## START TASK INPUTS

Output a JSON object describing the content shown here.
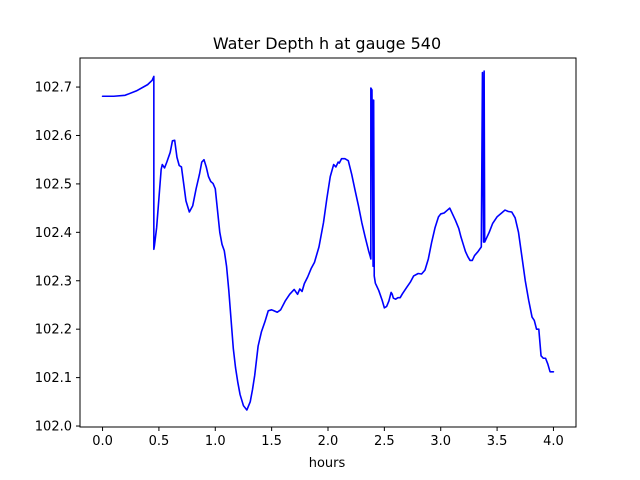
{
  "chart_data": {
    "type": "line",
    "title": "Water Depth h at gauge 540",
    "xlabel": "hours",
    "ylabel": "",
    "xlim": [
      -0.2,
      4.2
    ],
    "ylim": [
      101.998,
      102.76
    ],
    "xticks": [
      0.0,
      0.5,
      1.0,
      1.5,
      2.0,
      2.5,
      3.0,
      3.5,
      4.0
    ],
    "xtick_labels": [
      "0.0",
      "0.5",
      "1.0",
      "1.5",
      "2.0",
      "2.5",
      "3.0",
      "3.5",
      "4.0"
    ],
    "yticks": [
      102.0,
      102.1,
      102.2,
      102.3,
      102.4,
      102.5,
      102.6,
      102.7
    ],
    "ytick_labels": [
      "102.0",
      "102.1",
      "102.2",
      "102.3",
      "102.4",
      "102.5",
      "102.6",
      "102.7"
    ],
    "grid": false,
    "line_color": "#0000ff",
    "series": [
      {
        "name": "",
        "x": [
          0.0,
          0.1,
          0.2,
          0.3,
          0.4,
          0.44,
          0.455,
          0.455,
          0.46,
          0.48,
          0.5,
          0.52,
          0.53,
          0.55,
          0.57,
          0.6,
          0.62,
          0.64,
          0.66,
          0.68,
          0.7,
          0.72,
          0.74,
          0.77,
          0.8,
          0.83,
          0.86,
          0.88,
          0.9,
          0.92,
          0.94,
          0.96,
          0.98,
          1.0,
          1.02,
          1.04,
          1.06,
          1.08,
          1.1,
          1.12,
          1.14,
          1.16,
          1.18,
          1.2,
          1.22,
          1.25,
          1.28,
          1.31,
          1.33,
          1.35,
          1.38,
          1.41,
          1.44,
          1.47,
          1.5,
          1.52,
          1.55,
          1.58,
          1.62,
          1.66,
          1.7,
          1.73,
          1.75,
          1.77,
          1.79,
          1.82,
          1.85,
          1.88,
          1.92,
          1.96,
          1.99,
          2.02,
          2.05,
          2.07,
          2.09,
          2.1,
          2.12,
          2.15,
          2.18,
          2.21,
          2.24,
          2.27,
          2.3,
          2.33,
          2.36,
          2.375,
          2.38,
          2.38,
          2.39,
          2.4,
          2.4,
          2.405,
          2.41,
          2.41,
          2.42,
          2.45,
          2.48,
          2.5,
          2.52,
          2.54,
          2.56,
          2.57,
          2.58,
          2.6,
          2.62,
          2.64,
          2.66,
          2.68,
          2.7,
          2.73,
          2.76,
          2.8,
          2.83,
          2.86,
          2.89,
          2.92,
          2.95,
          2.98,
          3.0,
          3.03,
          3.06,
          3.08,
          3.1,
          3.13,
          3.16,
          3.18,
          3.2,
          3.22,
          3.24,
          3.26,
          3.28,
          3.3,
          3.33,
          3.36,
          3.37,
          3.37,
          3.38,
          3.385,
          3.39,
          3.4,
          3.43,
          3.46,
          3.5,
          3.54,
          3.57,
          3.6,
          3.63,
          3.66,
          3.69,
          3.72,
          3.75,
          3.78,
          3.81,
          3.83,
          3.85,
          3.87,
          3.89,
          3.91,
          3.93,
          3.95,
          3.97,
          4.0
        ],
        "y": [
          102.681,
          102.681,
          102.683,
          102.692,
          102.705,
          102.714,
          102.722,
          102.365,
          102.372,
          102.41,
          102.47,
          102.53,
          102.54,
          102.533,
          102.545,
          102.565,
          102.589,
          102.59,
          102.555,
          102.538,
          102.535,
          102.5,
          102.465,
          102.442,
          102.455,
          102.49,
          102.52,
          102.545,
          102.55,
          102.535,
          102.515,
          102.505,
          102.501,
          102.49,
          102.445,
          102.4,
          102.375,
          102.362,
          102.33,
          102.28,
          102.22,
          102.16,
          102.12,
          102.09,
          102.065,
          102.042,
          102.033,
          102.05,
          102.075,
          102.105,
          102.165,
          102.195,
          102.215,
          102.238,
          102.24,
          102.238,
          102.235,
          102.24,
          102.258,
          102.272,
          102.282,
          102.272,
          102.283,
          102.278,
          102.294,
          102.308,
          102.325,
          102.338,
          102.37,
          102.42,
          102.47,
          102.515,
          102.54,
          102.535,
          102.545,
          102.543,
          102.552,
          102.552,
          102.548,
          102.52,
          102.487,
          102.455,
          102.42,
          102.39,
          102.362,
          102.35,
          102.345,
          102.698,
          102.694,
          102.33,
          102.673,
          102.673,
          102.32,
          102.31,
          102.295,
          102.28,
          102.26,
          102.244,
          102.247,
          102.258,
          102.276,
          102.272,
          102.264,
          102.262,
          102.265,
          102.265,
          102.273,
          102.28,
          102.287,
          102.297,
          102.31,
          102.315,
          102.314,
          102.322,
          102.345,
          102.38,
          102.41,
          102.432,
          102.438,
          102.44,
          102.446,
          102.45,
          102.44,
          102.425,
          102.408,
          102.39,
          102.375,
          102.36,
          102.35,
          102.342,
          102.342,
          102.352,
          102.36,
          102.37,
          102.73,
          102.73,
          102.38,
          102.733,
          102.38,
          102.385,
          102.4,
          102.418,
          102.432,
          102.44,
          102.446,
          102.443,
          102.442,
          102.43,
          102.4,
          102.35,
          102.3,
          102.26,
          102.225,
          102.218,
          102.2,
          102.2,
          102.145,
          102.14,
          102.14,
          102.128,
          102.112,
          102.112
        ]
      }
    ]
  }
}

## END TASK INPUTS

§ WHAT IS BEING ASKED: Your copy should repeat each entry above exactly but contain no pictures.

§ RESULT FOR THIS EXERCISE:
Output a JSON object describing the content shown here.
{
  "chart_data": {
    "type": "line",
    "title": "Water Depth h at gauge 540",
    "xlabel": "hours",
    "ylabel": "",
    "xlim": [
      -0.2,
      4.2
    ],
    "ylim": [
      101.998,
      102.76
    ],
    "xticks": [
      0.0,
      0.5,
      1.0,
      1.5,
      2.0,
      2.5,
      3.0,
      3.5,
      4.0
    ],
    "xtick_labels": [
      "0.0",
      "0.5",
      "1.0",
      "1.5",
      "2.0",
      "2.5",
      "3.0",
      "3.5",
      "4.0"
    ],
    "yticks": [
      102.0,
      102.1,
      102.2,
      102.3,
      102.4,
      102.5,
      102.6,
      102.7
    ],
    "ytick_labels": [
      "102.0",
      "102.1",
      "102.2",
      "102.3",
      "102.4",
      "102.5",
      "102.6",
      "102.7"
    ],
    "grid": false,
    "line_color": "#0000ff",
    "series": [
      {
        "name": "",
        "x": [
          0.0,
          0.1,
          0.2,
          0.3,
          0.4,
          0.44,
          0.455,
          0.455,
          0.46,
          0.48,
          0.5,
          0.52,
          0.53,
          0.55,
          0.57,
          0.6,
          0.62,
          0.64,
          0.66,
          0.68,
          0.7,
          0.72,
          0.74,
          0.77,
          0.8,
          0.83,
          0.86,
          0.88,
          0.9,
          0.92,
          0.94,
          0.96,
          0.98,
          1.0,
          1.02,
          1.04,
          1.06,
          1.08,
          1.1,
          1.12,
          1.14,
          1.16,
          1.18,
          1.2,
          1.22,
          1.25,
          1.28,
          1.31,
          1.33,
          1.35,
          1.38,
          1.41,
          1.44,
          1.47,
          1.5,
          1.52,
          1.55,
          1.58,
          1.62,
          1.66,
          1.7,
          1.73,
          1.75,
          1.77,
          1.79,
          1.82,
          1.85,
          1.88,
          1.92,
          1.96,
          1.99,
          2.02,
          2.05,
          2.07,
          2.09,
          2.1,
          2.12,
          2.15,
          2.18,
          2.21,
          2.24,
          2.27,
          2.3,
          2.33,
          2.36,
          2.375,
          2.38,
          2.38,
          2.39,
          2.4,
          2.4,
          2.405,
          2.41,
          2.41,
          2.42,
          2.45,
          2.48,
          2.5,
          2.52,
          2.54,
          2.56,
          2.57,
          2.58,
          2.6,
          2.62,
          2.64,
          2.66,
          2.68,
          2.7,
          2.73,
          2.76,
          2.8,
          2.83,
          2.86,
          2.89,
          2.92,
          2.95,
          2.98,
          3.0,
          3.03,
          3.06,
          3.08,
          3.1,
          3.13,
          3.16,
          3.18,
          3.2,
          3.22,
          3.24,
          3.26,
          3.28,
          3.3,
          3.33,
          3.36,
          3.37,
          3.37,
          3.38,
          3.385,
          3.39,
          3.4,
          3.43,
          3.46,
          3.5,
          3.54,
          3.57,
          3.6,
          3.63,
          3.66,
          3.69,
          3.72,
          3.75,
          3.78,
          3.81,
          3.83,
          3.85,
          3.87,
          3.89,
          3.91,
          3.93,
          3.95,
          3.97,
          4.0
        ],
        "y": [
          102.681,
          102.681,
          102.683,
          102.692,
          102.705,
          102.714,
          102.722,
          102.365,
          102.372,
          102.41,
          102.47,
          102.53,
          102.54,
          102.533,
          102.545,
          102.565,
          102.589,
          102.59,
          102.555,
          102.538,
          102.535,
          102.5,
          102.465,
          102.442,
          102.455,
          102.49,
          102.52,
          102.545,
          102.55,
          102.535,
          102.515,
          102.505,
          102.501,
          102.49,
          102.445,
          102.4,
          102.375,
          102.362,
          102.33,
          102.28,
          102.22,
          102.16,
          102.12,
          102.09,
          102.065,
          102.042,
          102.033,
          102.05,
          102.075,
          102.105,
          102.165,
          102.195,
          102.215,
          102.238,
          102.24,
          102.238,
          102.235,
          102.24,
          102.258,
          102.272,
          102.282,
          102.272,
          102.283,
          102.278,
          102.294,
          102.308,
          102.325,
          102.338,
          102.37,
          102.42,
          102.47,
          102.515,
          102.54,
          102.535,
          102.545,
          102.543,
          102.552,
          102.552,
          102.548,
          102.52,
          102.487,
          102.455,
          102.42,
          102.39,
          102.362,
          102.35,
          102.345,
          102.698,
          102.694,
          102.33,
          102.673,
          102.673,
          102.32,
          102.31,
          102.295,
          102.28,
          102.26,
          102.244,
          102.247,
          102.258,
          102.276,
          102.272,
          102.264,
          102.262,
          102.265,
          102.265,
          102.273,
          102.28,
          102.287,
          102.297,
          102.31,
          102.315,
          102.314,
          102.322,
          102.345,
          102.38,
          102.41,
          102.432,
          102.438,
          102.44,
          102.446,
          102.45,
          102.44,
          102.425,
          102.408,
          102.39,
          102.375,
          102.36,
          102.35,
          102.342,
          102.342,
          102.352,
          102.36,
          102.37,
          102.73,
          102.73,
          102.38,
          102.733,
          102.38,
          102.385,
          102.4,
          102.418,
          102.432,
          102.44,
          102.446,
          102.443,
          102.442,
          102.43,
          102.4,
          102.35,
          102.3,
          102.26,
          102.225,
          102.218,
          102.2,
          102.2,
          102.145,
          102.14,
          102.14,
          102.128,
          102.112,
          102.112
        ]
      }
    ]
  }
}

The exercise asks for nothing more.